⟨

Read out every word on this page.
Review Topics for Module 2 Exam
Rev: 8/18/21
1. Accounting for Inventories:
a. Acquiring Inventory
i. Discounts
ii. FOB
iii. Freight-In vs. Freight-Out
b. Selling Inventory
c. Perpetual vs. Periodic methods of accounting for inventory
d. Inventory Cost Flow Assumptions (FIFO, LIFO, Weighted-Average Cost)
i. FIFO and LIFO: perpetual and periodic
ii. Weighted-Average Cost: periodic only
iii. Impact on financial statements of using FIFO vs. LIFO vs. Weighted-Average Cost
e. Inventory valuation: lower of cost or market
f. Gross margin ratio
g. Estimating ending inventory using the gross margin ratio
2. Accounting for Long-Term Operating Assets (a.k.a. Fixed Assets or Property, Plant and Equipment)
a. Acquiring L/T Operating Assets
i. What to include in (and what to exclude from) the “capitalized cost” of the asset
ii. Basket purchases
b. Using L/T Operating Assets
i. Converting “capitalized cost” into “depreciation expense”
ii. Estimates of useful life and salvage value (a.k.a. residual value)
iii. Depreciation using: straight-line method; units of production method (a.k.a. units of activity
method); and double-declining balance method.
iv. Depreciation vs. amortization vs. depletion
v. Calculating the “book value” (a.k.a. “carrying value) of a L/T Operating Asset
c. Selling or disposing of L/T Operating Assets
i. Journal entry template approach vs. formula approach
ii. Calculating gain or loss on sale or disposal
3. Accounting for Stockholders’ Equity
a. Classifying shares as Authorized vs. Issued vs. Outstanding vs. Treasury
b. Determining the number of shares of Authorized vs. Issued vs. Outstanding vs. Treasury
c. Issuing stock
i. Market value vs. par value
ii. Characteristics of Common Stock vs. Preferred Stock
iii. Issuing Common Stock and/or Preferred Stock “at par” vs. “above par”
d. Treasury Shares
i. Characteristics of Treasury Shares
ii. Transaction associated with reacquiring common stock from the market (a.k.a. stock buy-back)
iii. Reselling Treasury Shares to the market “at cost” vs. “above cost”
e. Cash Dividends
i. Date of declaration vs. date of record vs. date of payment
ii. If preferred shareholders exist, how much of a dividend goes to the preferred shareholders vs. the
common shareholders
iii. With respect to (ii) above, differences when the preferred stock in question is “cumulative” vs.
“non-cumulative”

⟩

**THE EXERCISE**
Write out every line of the entries that holds the word "Outstanding".

**ANSWER TO THE EXERCISE**
a. Classifying shares as Authorized vs. Issued vs. Outstanding vs. Treasury
b. Determining the number of shares of Authorized vs. Issued vs. Outstanding vs. Treasury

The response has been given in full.